***** TEXT PROVIDED *****

By Taju Tijani

Africa’s most embarrassing nation, Nigeria, has once again fallen into an embarrassing hell hole. In a most audaciously embarrassing moment, blinded, blinkered and ignorant Nigerians are said to be queuing up to go and defend Ukraine in its war with the Russian forces. When I read that, I did not know what to do – cry, laugh or remain unmoved by any emotion.

Even as we deplore the violence and the loss of lives in Ukraine resulting from the Russian intervention (and the neo-fascist violence in the Donbas), it is valuable to step back and look at how the rest of the world may perceive this conflict, starting with the West’s ethnocentric interest in an attack whose participants and victims they believe share aspects of identity whether related to continent, weather, culture, music, religion or pigmentation.

War in Ukraine joins a sequence of wars that have opened sores on a very fragile planet. Wars in Africa and Middle East seem endless, and some of them are rarely commented upon with any feeling in media outlets across the world or in the cascade of posts found on social media platforms. For example, the war in the Democratic Republic of the Congo, which began in 1996 and resulted in millions of casualties, has not elicited the kind of universal sympathy the world now shows, especially in the reporting in Ukraine. In contrast, the startlingly partisan comments from political leaders and journalists during the conflict in Ukraine have revealed the grip of racism on the imaginations of these moulders of public opinion.

No one, which is to say the political and military forces in the North Atlantic states, cares about the suffering of children in Africa and the Middle East. They are, however, gripped by the war in Ukraine, but it should not be allowed to be seen as worse than other conflicts taking place across the globe that are much more brutal and are likely to slip out of everyone’s consciousness due to the lack of interest and attention given by world leaders and media outlets to them.

***** EXCERPTED DATA *****

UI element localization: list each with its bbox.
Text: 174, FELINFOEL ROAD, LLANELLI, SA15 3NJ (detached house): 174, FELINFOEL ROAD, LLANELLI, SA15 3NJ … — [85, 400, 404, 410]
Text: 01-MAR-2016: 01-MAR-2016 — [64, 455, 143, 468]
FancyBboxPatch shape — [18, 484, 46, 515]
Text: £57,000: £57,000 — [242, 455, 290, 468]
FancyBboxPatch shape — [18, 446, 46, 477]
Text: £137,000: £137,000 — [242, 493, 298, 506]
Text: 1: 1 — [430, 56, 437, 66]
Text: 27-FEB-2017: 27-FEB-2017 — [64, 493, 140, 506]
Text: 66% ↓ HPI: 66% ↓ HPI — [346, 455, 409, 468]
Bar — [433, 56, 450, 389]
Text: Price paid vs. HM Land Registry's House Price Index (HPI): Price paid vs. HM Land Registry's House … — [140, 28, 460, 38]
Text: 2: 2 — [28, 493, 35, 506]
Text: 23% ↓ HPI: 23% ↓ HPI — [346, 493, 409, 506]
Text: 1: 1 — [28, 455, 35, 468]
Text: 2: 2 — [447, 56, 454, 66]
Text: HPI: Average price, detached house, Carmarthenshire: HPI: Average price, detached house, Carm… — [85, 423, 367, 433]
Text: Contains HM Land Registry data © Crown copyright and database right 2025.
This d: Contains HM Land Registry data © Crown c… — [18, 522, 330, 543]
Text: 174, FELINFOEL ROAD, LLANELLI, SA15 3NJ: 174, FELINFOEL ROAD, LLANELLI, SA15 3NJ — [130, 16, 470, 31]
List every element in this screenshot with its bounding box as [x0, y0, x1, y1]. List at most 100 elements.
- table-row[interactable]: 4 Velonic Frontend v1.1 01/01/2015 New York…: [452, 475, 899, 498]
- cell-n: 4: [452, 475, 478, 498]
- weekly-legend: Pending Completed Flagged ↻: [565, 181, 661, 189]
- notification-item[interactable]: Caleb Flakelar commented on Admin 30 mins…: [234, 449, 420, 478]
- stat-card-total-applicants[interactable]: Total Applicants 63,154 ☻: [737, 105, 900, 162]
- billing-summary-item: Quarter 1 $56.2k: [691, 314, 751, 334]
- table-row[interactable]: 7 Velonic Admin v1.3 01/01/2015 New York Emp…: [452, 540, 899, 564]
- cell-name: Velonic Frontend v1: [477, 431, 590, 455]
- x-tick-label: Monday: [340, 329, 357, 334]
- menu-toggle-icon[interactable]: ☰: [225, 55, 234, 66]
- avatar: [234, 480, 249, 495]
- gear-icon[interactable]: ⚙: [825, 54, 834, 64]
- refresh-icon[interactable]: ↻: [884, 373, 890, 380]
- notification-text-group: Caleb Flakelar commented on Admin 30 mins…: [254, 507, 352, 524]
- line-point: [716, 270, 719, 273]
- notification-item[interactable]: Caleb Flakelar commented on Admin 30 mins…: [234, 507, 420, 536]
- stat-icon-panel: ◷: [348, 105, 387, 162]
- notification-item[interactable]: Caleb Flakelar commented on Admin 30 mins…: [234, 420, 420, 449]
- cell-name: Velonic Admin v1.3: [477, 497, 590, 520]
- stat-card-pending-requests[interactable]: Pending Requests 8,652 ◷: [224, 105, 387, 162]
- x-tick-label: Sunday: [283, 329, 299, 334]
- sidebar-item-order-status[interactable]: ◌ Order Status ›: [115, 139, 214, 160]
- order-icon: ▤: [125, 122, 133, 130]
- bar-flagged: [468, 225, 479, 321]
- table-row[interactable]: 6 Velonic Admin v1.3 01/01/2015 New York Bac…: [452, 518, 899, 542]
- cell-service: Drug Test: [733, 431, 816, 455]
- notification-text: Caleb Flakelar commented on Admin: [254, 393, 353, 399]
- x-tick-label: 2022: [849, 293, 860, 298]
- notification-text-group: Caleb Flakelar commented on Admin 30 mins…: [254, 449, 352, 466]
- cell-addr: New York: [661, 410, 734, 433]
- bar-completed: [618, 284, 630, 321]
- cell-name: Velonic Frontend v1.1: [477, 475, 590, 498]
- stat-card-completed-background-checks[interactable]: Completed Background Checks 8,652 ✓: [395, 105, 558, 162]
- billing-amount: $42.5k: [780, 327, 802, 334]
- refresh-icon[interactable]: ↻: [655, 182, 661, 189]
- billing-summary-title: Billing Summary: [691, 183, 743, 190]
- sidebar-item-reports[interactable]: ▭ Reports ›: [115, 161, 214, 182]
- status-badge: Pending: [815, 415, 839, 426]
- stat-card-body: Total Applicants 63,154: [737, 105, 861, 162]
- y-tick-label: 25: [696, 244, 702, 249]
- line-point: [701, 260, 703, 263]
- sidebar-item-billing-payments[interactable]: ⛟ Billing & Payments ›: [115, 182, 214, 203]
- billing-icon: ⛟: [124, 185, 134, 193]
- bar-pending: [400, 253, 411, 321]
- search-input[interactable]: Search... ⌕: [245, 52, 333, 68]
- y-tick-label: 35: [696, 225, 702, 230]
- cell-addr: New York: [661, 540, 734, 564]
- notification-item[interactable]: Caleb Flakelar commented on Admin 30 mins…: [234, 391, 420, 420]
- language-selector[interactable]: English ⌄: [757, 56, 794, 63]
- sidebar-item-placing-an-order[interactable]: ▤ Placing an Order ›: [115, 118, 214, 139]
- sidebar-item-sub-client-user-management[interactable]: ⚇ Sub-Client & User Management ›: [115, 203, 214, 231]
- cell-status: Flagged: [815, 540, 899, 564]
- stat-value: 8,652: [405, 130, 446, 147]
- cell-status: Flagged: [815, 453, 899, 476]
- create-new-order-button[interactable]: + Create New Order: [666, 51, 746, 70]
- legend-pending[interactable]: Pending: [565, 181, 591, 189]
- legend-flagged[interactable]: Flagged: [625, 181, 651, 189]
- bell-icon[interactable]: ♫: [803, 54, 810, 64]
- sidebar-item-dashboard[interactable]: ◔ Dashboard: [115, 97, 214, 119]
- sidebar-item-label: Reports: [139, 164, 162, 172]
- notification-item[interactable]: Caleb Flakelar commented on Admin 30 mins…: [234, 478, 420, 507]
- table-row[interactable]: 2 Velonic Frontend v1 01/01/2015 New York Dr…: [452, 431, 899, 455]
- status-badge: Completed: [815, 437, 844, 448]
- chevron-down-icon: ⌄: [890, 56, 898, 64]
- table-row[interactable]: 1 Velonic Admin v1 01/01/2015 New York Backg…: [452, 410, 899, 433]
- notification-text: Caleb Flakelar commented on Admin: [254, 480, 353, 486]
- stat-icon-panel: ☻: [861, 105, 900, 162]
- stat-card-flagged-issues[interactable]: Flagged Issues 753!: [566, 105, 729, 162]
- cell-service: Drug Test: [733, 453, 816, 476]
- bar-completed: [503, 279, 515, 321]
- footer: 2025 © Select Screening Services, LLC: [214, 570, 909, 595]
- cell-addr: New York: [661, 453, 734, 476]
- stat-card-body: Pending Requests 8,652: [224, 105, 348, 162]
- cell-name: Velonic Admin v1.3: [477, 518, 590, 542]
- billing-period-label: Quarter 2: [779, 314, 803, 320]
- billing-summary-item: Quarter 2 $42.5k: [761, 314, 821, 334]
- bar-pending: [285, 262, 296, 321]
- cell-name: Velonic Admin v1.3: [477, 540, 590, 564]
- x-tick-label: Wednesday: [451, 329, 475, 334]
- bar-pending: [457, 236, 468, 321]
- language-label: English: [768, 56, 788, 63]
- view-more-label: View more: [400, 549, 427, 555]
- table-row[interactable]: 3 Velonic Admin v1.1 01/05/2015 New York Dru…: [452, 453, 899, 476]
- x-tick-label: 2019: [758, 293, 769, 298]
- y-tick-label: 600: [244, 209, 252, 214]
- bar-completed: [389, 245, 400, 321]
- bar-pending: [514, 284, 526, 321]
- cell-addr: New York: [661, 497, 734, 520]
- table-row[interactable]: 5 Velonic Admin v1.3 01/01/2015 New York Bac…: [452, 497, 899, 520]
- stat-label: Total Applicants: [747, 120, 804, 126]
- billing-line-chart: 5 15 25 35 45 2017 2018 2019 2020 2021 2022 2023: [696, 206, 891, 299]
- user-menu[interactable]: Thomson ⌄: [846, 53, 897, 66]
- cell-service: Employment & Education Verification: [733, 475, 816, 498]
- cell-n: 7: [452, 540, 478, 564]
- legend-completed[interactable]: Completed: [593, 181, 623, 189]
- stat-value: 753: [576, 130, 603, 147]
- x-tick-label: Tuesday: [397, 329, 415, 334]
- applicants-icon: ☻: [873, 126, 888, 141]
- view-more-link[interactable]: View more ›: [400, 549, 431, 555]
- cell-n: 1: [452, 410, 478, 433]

*****

§ **STATED GOAL A**
Name every aspect of identity that, according to the article on the war in Ukraine, the West believes it shares with the participants and victims of the attack.
§ **STATED GOAL B**
Repeat the article's text from "Africa’s most embarrassing" up to and including "religion or pigmentation.".

§ **FULL OUTPUT A**
- continent
- weather
- culture
- music
- religion
- pigmentation

§ **FULL OUTPUT B**
Africa’s most embarrassing nation, Nigeria, has once again fallen into an embarrassing hell hole. In a most audaciously embarrassing moment, blinded, blinkered and ignorant Nigerians are said to be queuing up to go and defend Ukraine in its war with the Russian forces. When I read that, I did not know what to do – cry, laugh or remain unmoved by any emotion.

Even as we deplore the violence and the loss of lives in Ukraine resulting from the Russian intervention (and the neo-fascist violence in the Donbas), it is valuable to step back and look at how the rest of the world may perceive this conflict, starting with the West’s ethnocentric interest in an attack whose participants and victims they believe share aspects of identity whether related to continent, weather, culture, music, religion or pigmentation.